**REQUIRED WORK:** Tally the lines holding "basis" and state only that figure.

== DATASET CONTENT ==

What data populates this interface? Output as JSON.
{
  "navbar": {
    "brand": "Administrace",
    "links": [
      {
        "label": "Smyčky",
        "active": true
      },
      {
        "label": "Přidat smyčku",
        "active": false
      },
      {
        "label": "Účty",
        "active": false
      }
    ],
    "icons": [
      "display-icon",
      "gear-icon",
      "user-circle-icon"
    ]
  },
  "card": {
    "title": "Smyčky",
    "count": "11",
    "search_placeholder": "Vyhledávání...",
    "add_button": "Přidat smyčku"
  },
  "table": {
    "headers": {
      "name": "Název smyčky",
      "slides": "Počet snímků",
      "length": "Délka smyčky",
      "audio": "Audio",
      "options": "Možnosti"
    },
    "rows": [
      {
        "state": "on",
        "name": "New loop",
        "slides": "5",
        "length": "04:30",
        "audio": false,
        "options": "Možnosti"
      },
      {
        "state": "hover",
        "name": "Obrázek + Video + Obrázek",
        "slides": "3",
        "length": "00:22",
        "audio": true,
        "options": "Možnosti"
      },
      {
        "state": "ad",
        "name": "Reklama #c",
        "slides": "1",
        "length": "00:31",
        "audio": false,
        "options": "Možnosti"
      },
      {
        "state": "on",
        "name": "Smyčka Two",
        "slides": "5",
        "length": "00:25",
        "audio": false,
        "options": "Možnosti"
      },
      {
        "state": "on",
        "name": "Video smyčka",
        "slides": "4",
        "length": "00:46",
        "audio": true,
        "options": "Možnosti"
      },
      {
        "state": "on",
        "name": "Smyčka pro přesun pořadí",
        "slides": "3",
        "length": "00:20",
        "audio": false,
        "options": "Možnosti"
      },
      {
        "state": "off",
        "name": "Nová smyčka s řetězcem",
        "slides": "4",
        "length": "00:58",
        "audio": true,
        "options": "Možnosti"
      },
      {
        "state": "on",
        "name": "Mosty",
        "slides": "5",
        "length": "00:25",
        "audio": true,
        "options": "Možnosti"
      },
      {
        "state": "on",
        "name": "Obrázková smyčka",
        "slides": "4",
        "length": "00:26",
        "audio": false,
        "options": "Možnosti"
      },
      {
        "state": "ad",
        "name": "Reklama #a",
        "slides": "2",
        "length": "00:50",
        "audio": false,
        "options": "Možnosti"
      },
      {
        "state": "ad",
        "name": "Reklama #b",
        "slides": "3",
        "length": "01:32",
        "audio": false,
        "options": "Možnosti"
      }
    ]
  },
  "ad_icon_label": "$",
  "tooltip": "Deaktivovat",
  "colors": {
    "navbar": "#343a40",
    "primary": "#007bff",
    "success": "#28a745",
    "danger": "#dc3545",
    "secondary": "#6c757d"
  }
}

===
== DATASET CONTENT ==

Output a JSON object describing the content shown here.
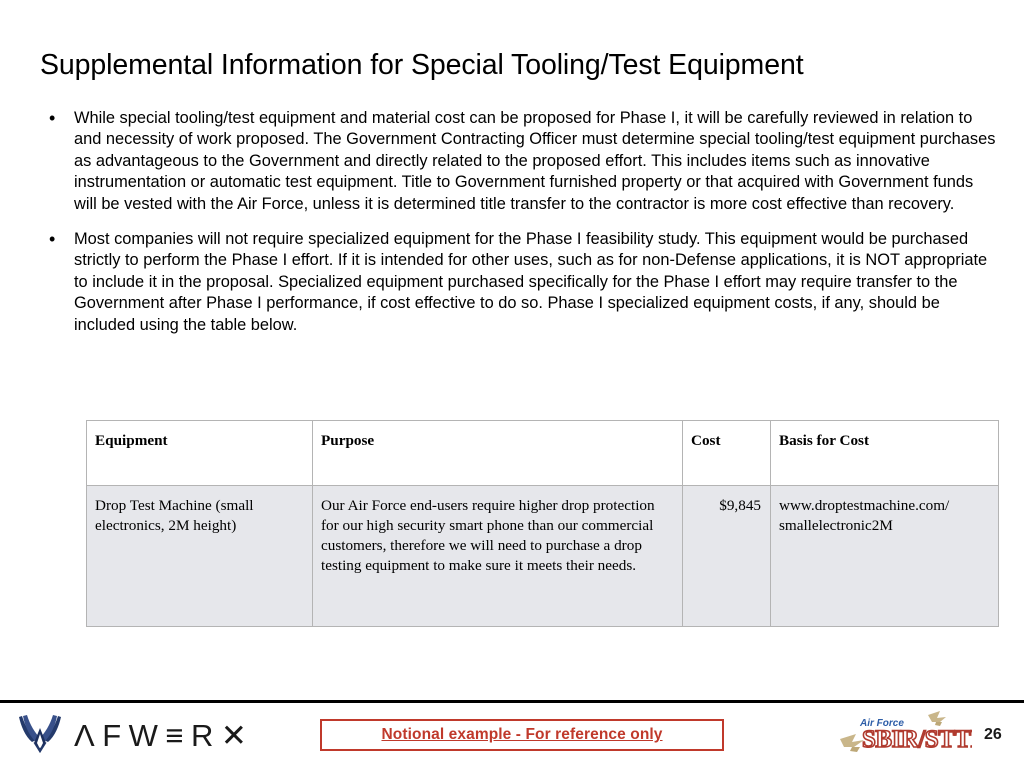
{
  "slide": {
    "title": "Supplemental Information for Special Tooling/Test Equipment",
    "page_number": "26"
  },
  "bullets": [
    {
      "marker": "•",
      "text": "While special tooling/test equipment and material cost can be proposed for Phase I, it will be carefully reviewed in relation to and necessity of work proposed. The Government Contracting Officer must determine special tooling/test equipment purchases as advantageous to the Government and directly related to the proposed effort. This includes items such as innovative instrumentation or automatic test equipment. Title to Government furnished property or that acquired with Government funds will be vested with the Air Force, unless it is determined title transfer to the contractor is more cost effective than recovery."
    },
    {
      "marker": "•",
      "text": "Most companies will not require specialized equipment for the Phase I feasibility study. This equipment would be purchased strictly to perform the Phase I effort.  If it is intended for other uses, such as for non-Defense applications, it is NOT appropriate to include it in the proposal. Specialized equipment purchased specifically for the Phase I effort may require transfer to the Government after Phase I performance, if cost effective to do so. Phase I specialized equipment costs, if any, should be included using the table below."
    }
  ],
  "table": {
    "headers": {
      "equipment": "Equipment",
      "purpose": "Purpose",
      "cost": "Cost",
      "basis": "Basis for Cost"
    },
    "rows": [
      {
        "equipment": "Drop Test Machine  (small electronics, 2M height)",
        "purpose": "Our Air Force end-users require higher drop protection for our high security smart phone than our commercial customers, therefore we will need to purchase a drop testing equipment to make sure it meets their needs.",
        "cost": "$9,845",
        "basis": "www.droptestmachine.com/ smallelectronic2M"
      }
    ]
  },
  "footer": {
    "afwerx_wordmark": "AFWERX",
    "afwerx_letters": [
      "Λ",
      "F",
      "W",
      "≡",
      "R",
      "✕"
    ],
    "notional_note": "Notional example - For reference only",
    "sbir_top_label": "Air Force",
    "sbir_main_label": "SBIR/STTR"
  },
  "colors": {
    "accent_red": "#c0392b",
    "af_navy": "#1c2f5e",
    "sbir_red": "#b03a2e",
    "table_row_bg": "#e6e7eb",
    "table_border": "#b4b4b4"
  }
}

===
== DATASET CONTENT ==

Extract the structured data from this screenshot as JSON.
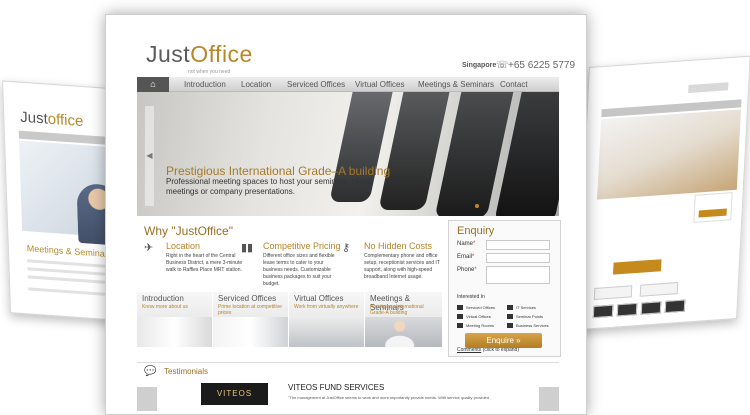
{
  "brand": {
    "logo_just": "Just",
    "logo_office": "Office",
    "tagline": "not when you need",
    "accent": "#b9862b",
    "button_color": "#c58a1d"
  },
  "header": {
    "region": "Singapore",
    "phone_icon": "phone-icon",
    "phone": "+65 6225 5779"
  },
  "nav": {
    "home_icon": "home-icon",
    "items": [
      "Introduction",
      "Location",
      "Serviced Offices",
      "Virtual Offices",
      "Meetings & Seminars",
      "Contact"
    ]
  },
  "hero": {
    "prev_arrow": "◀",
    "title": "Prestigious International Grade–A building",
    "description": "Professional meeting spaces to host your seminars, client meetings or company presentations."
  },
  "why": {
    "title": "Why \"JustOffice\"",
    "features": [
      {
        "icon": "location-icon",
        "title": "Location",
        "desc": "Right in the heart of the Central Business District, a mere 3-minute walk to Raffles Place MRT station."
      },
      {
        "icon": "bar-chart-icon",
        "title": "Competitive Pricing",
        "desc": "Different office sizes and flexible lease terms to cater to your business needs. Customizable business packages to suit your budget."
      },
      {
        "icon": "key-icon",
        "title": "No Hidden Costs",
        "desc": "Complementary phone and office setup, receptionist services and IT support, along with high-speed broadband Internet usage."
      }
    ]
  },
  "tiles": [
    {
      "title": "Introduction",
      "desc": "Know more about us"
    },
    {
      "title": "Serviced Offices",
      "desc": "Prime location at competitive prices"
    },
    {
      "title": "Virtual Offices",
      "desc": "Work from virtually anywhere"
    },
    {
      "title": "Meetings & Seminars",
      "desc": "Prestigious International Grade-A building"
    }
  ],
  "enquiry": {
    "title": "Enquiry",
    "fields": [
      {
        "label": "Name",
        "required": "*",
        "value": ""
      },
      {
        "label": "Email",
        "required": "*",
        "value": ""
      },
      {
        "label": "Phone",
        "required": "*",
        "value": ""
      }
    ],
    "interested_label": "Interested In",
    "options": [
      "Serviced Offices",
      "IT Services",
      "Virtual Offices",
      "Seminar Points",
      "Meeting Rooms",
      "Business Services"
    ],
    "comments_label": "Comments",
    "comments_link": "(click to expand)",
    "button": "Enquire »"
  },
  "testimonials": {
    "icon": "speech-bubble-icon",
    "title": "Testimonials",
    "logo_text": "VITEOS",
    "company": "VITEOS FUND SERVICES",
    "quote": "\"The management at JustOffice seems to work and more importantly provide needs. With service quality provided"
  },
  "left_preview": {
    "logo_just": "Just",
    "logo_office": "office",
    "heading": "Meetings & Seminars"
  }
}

===

**RESPONSE TO THIS EXERCISE:** 2